%%

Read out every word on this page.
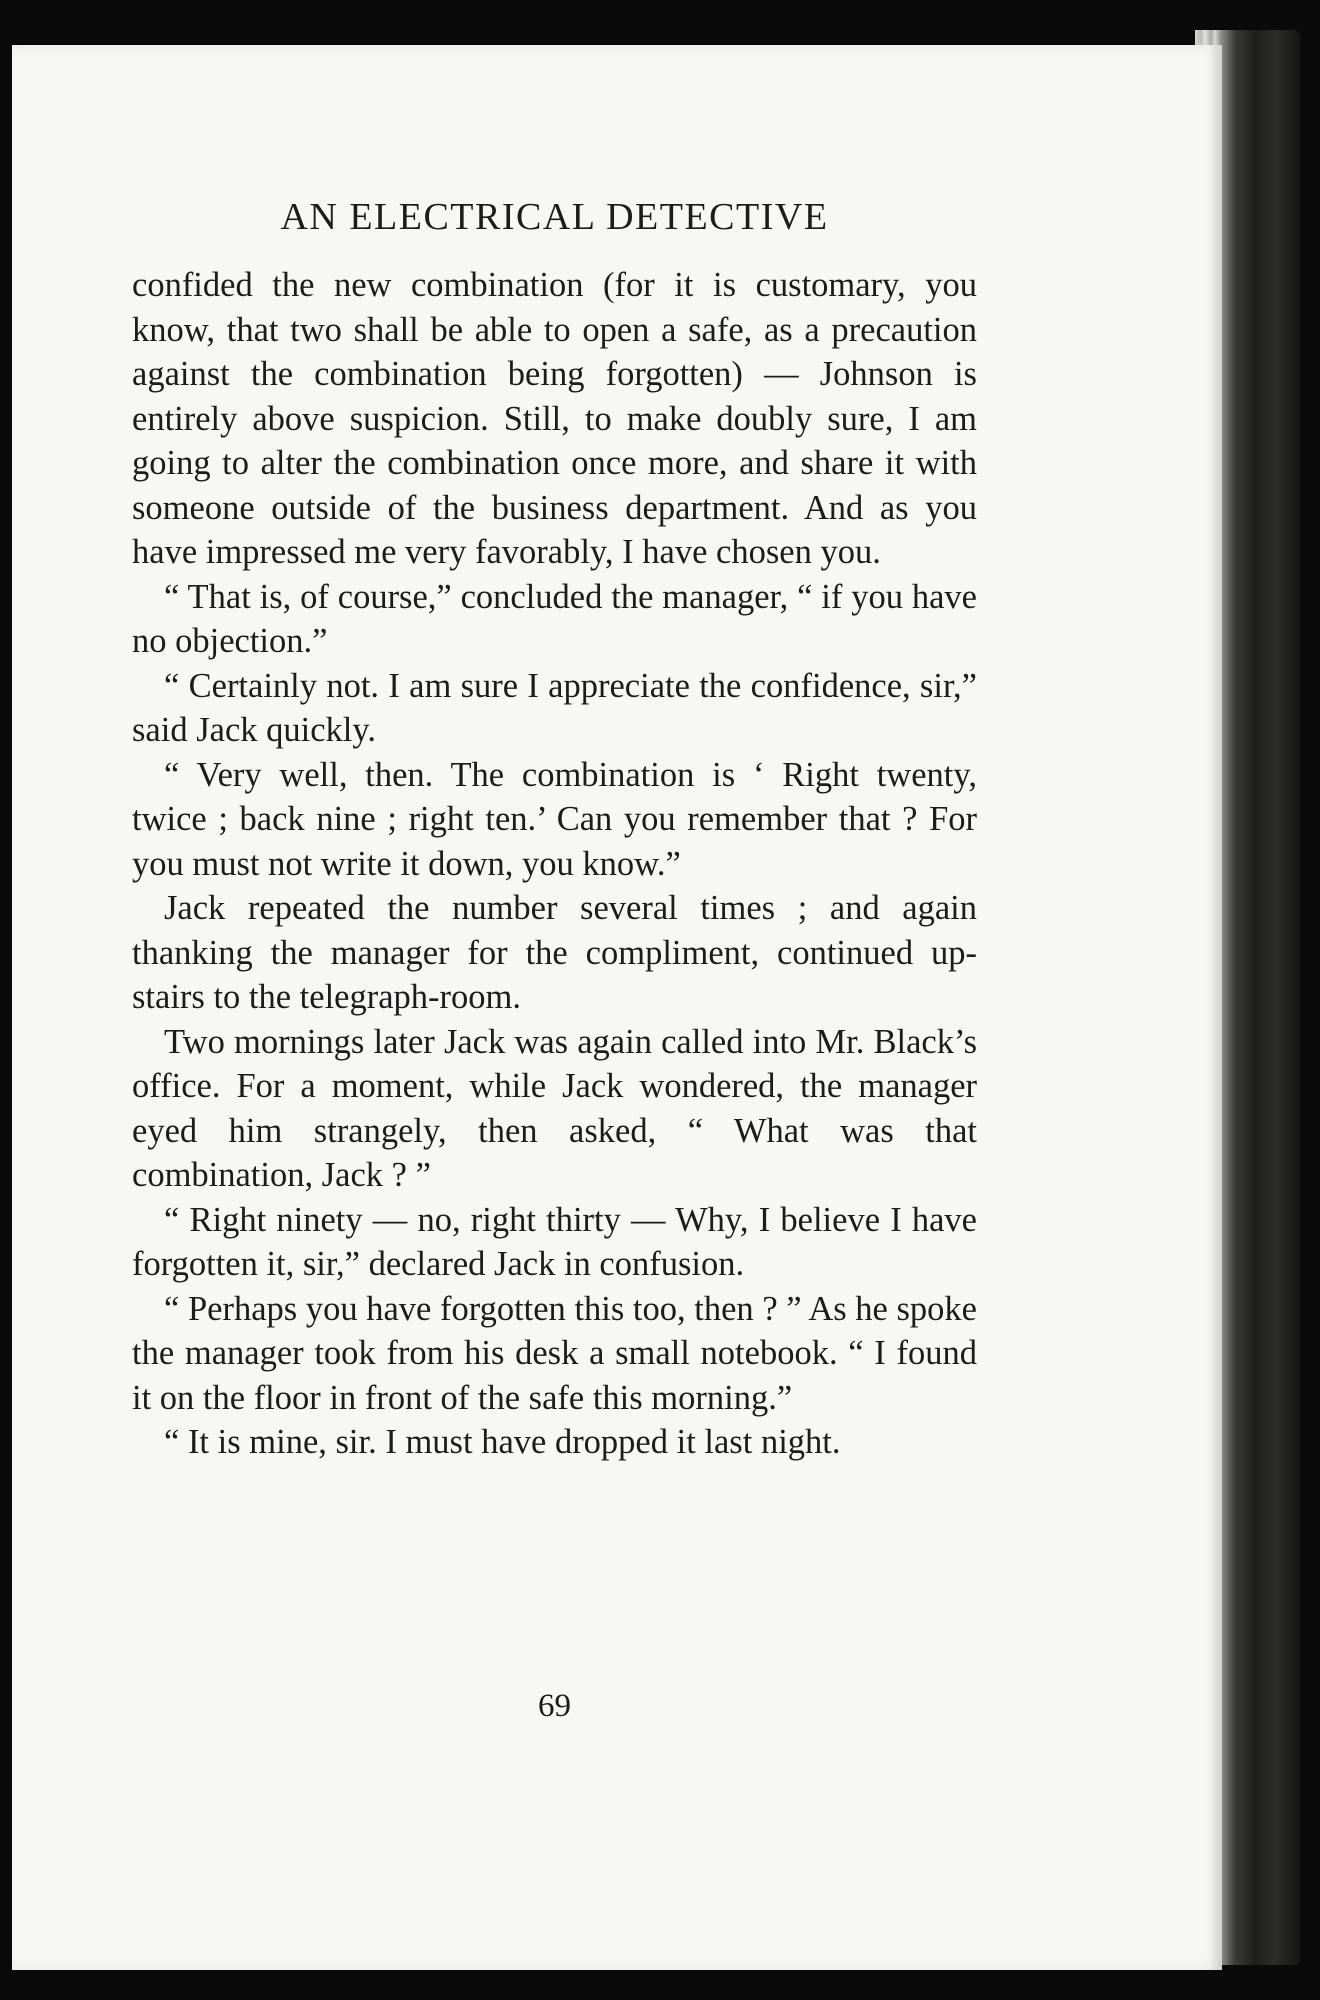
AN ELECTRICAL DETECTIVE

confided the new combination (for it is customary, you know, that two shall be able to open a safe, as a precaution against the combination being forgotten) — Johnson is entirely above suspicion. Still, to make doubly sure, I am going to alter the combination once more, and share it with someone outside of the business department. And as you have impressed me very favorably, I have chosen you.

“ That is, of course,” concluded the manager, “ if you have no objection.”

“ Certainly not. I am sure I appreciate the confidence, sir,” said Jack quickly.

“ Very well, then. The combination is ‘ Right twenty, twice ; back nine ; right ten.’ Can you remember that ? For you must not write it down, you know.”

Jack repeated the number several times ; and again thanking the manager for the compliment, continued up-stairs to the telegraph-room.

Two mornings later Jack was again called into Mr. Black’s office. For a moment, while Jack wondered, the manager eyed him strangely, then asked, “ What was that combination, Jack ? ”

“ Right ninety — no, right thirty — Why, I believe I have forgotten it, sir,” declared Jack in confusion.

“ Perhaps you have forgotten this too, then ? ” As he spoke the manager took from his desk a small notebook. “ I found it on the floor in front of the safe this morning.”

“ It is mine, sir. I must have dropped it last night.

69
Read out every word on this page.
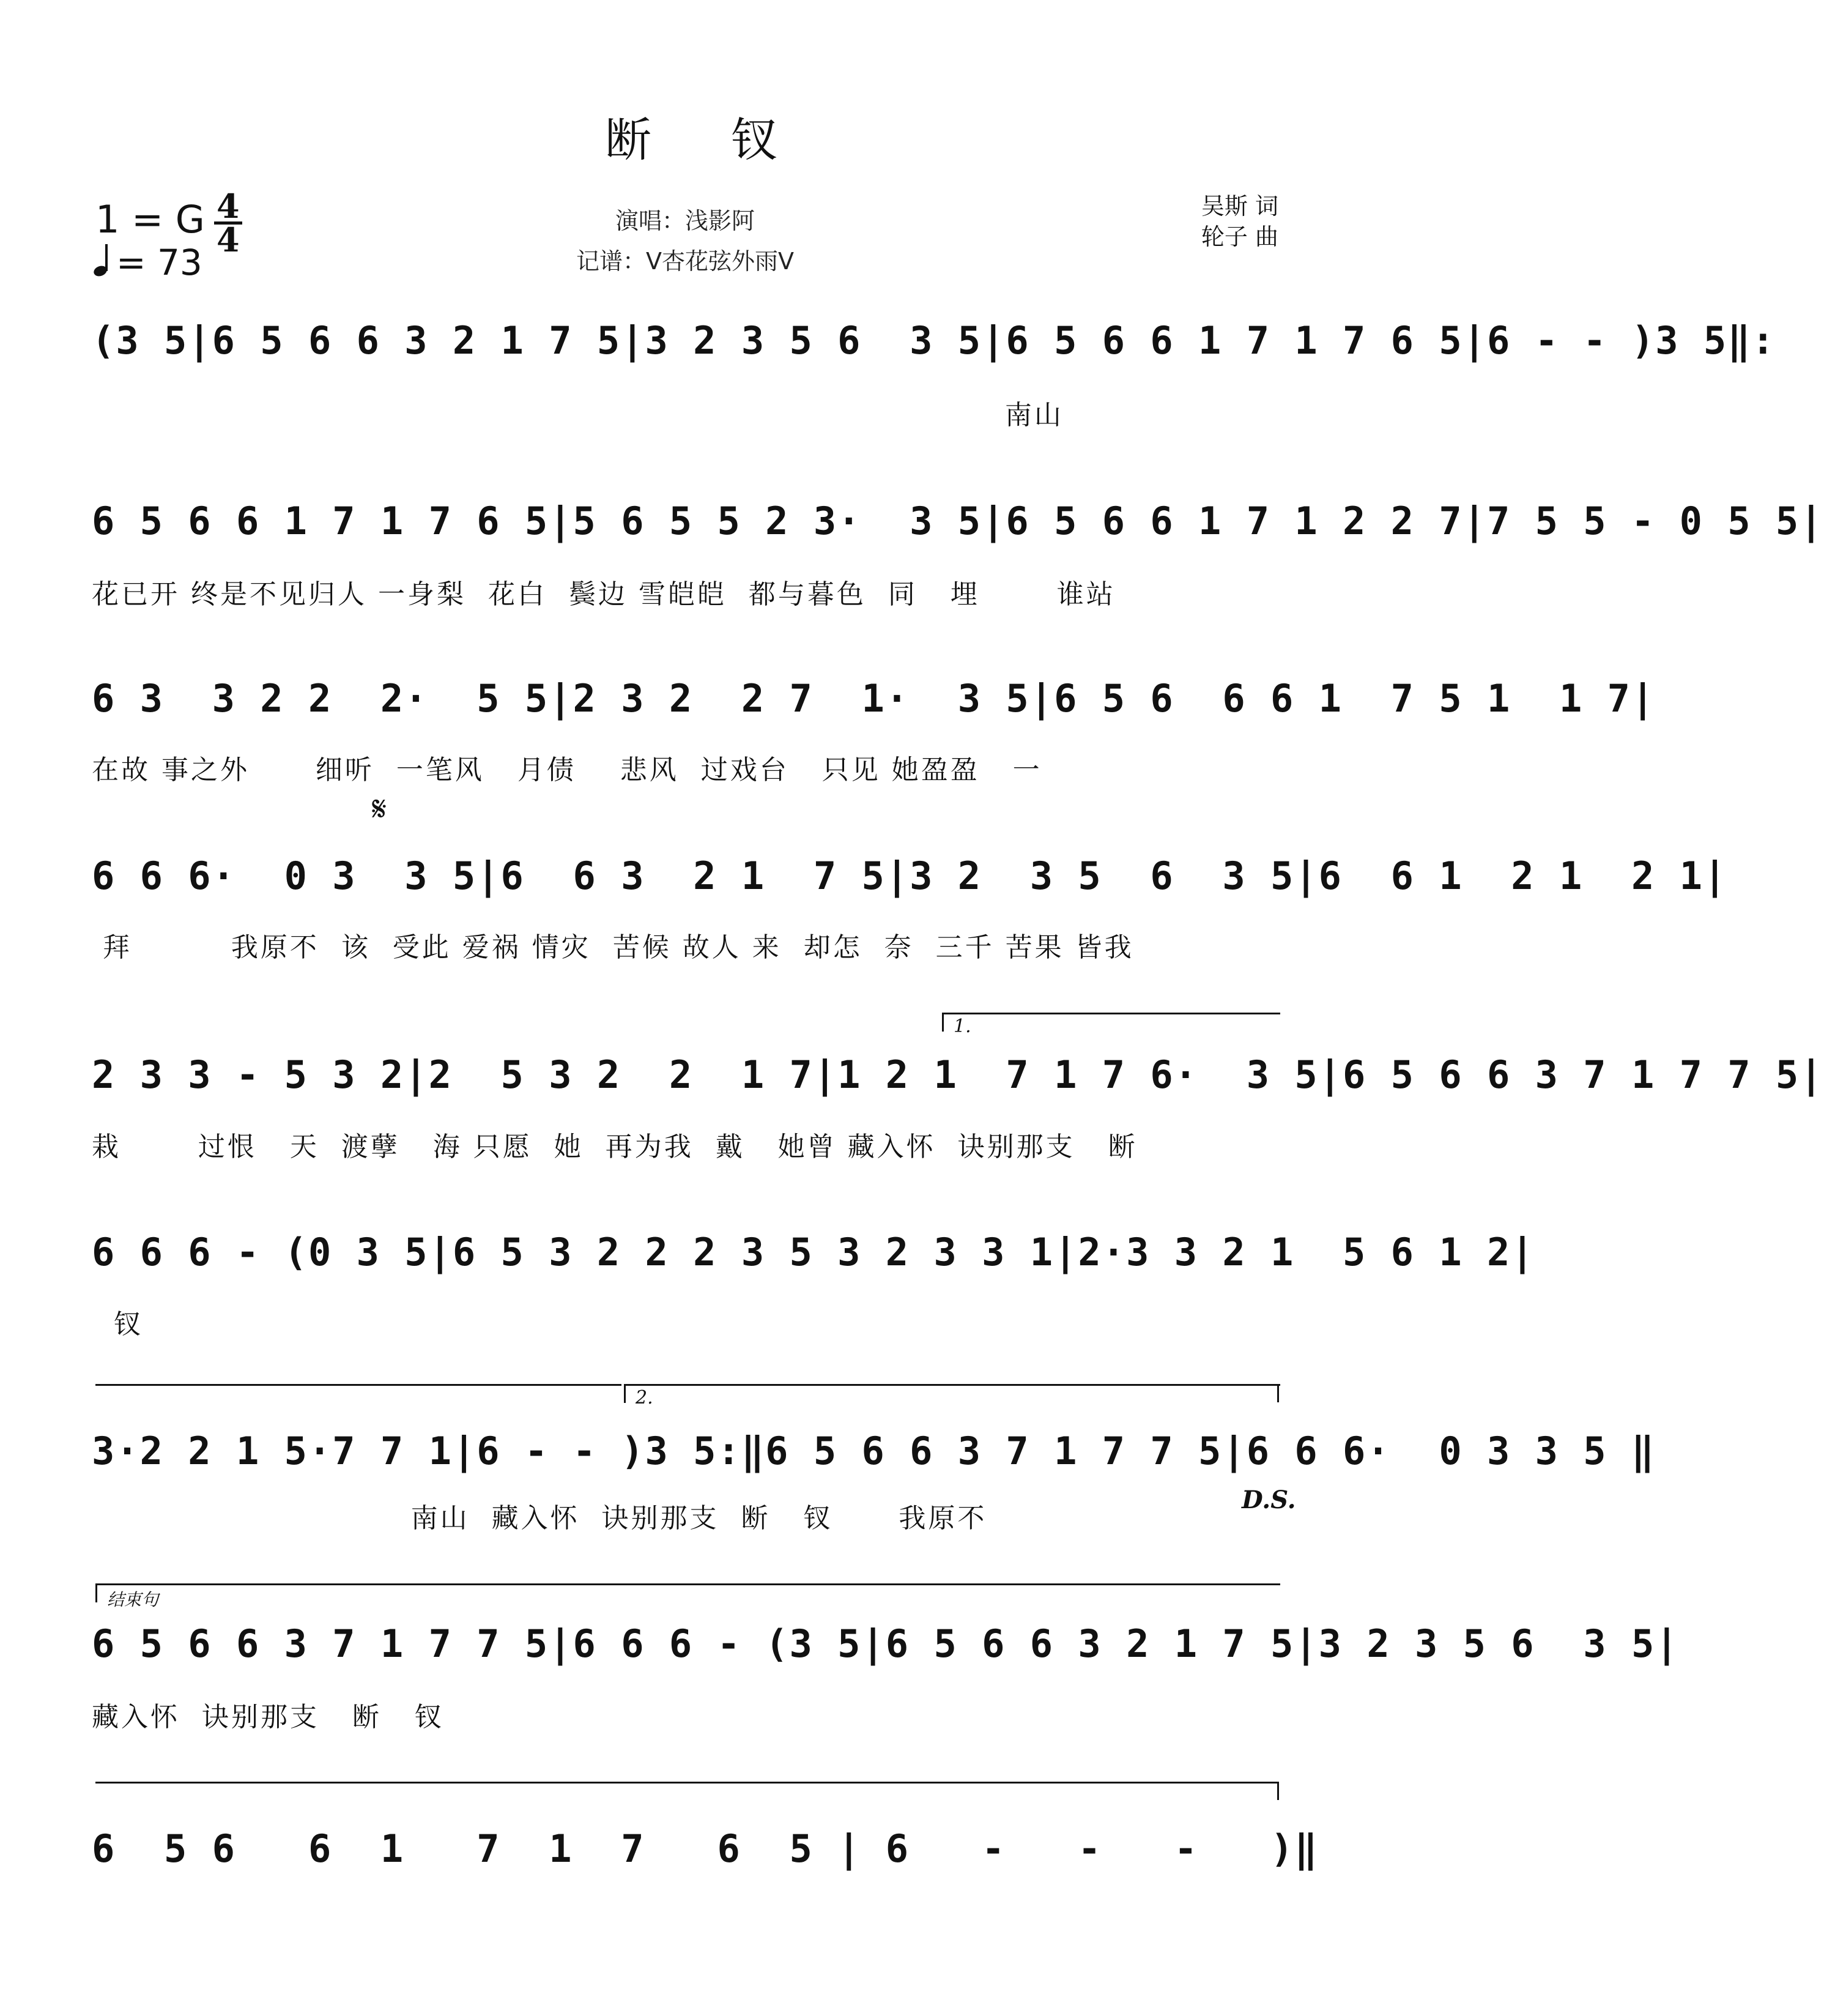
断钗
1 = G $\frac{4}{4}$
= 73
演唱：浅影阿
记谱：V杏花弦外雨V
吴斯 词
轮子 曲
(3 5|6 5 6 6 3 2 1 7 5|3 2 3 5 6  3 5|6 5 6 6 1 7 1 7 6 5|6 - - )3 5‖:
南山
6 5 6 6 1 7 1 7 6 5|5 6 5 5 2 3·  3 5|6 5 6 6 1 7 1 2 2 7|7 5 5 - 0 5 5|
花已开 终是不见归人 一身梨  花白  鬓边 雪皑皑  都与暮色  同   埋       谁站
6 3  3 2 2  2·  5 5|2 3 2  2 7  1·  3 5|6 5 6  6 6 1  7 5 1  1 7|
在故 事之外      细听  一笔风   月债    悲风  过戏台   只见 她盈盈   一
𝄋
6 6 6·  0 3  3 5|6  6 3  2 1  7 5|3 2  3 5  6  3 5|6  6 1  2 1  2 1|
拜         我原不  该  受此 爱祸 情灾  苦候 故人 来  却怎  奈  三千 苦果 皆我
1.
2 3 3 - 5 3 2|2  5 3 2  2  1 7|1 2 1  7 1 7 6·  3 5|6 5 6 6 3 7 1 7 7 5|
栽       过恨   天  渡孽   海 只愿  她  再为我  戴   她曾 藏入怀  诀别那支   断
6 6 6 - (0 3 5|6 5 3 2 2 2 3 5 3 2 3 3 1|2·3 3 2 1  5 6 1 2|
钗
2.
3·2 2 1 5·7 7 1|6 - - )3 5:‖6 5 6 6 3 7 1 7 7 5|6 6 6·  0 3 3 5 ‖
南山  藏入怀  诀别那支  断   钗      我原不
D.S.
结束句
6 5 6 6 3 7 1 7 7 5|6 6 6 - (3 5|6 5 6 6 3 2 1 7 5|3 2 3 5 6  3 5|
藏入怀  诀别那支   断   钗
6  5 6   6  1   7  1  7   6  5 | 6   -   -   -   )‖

%%

Output all of the entries verbatim, leaving out any images.

Read out every word on this page.
AN ELECTRICAL DETECTIVE

confided the new combination (for it is customary, you know, that two shall be able to open a safe, as a precaution against the combination being forgotten) — Johnson is entirely above suspicion. Still, to make doubly sure, I am going to alter the combination once more, and share it with someone outside of the business department. And as you have impressed me very favorably, I have chosen you.

“ That is, of course,” concluded the manager, “ if you have no objection.”

“ Certainly not. I am sure I appreciate the confidence, sir,” said Jack quickly.

“ Very well, then. The combination is ‘ Right twenty, twice ; back nine ; right ten.’ Can you remember that ? For you must not write it down, you know.”

Jack repeated the number several times ; and again thanking the manager for the compliment, continued up-stairs to the telegraph-room.

Two mornings later Jack was again called into Mr. Black’s office. For a moment, while Jack wondered, the manager eyed him strangely, then asked, “ What was that combination, Jack ? ”

“ Right ninety — no, right thirty — Why, I believe I have forgotten it, sir,” declared Jack in confusion.

“ Perhaps you have forgotten this too, then ? ” As he spoke the manager took from his desk a small notebook. “ I found it on the floor in front of the safe this morning.”

“ It is mine, sir. I must have dropped it last night.

69
Read out every word on this page.
断钗
1 = G $\frac{4}{4}$
= 73
演唱：浅影阿
记谱：V杏花弦外雨V
吴斯 词
轮子 曲
(3 5|6 5 6 6 3 2 1 7 5|3 2 3 5 6  3 5|6 5 6 6 1 7 1 7 6 5|6 - - )3 5‖:
南山
6 5 6 6 1 7 1 7 6 5|5 6 5 5 2 3·  3 5|6 5 6 6 1 7 1 2 2 7|7 5 5 - 0 5 5|
花已开 终是不见归人 一身梨  花白  鬓边 雪皑皑  都与暮色  同   埋       谁站
6 3  3 2 2  2·  5 5|2 3 2  2 7  1·  3 5|6 5 6  6 6 1  7 5 1  1 7|
在故 事之外      细听  一笔风   月债    悲风  过戏台   只见 她盈盈   一
𝄋
6 6 6·  0 3  3 5|6  6 3  2 1  7 5|3 2  3 5  6  3 5|6  6 1  2 1  2 1|
拜         我原不  该  受此 爱祸 情灾  苦候 故人 来  却怎  奈  三千 苦果 皆我
1.
2 3 3 - 5 3 2|2  5 3 2  2  1 7|1 2 1  7 1 7 6·  3 5|6 5 6 6 3 7 1 7 7 5|
栽       过恨   天  渡孽   海 只愿  她  再为我  戴   她曾 藏入怀  诀别那支   断
6 6 6 - (0 3 5|6 5 3 2 2 2 3 5 3 2 3 3 1|2·3 3 2 1  5 6 1 2|
钗
2.
3·2 2 1 5·7 7 1|6 - - )3 5:‖6 5 6 6 3 7 1 7 7 5|6 6 6·  0 3 3 5 ‖
南山  藏入怀  诀别那支  断   钗      我原不
D.S.
结束句
6 5 6 6 3 7 1 7 7 5|6 6 6 - (3 5|6 5 6 6 3 2 1 7 5|3 2 3 5 6  3 5|
藏入怀  诀别那支   断   钗
6  5 6   6  1   7  1  7   6  5 | 6   -   -   -   )‖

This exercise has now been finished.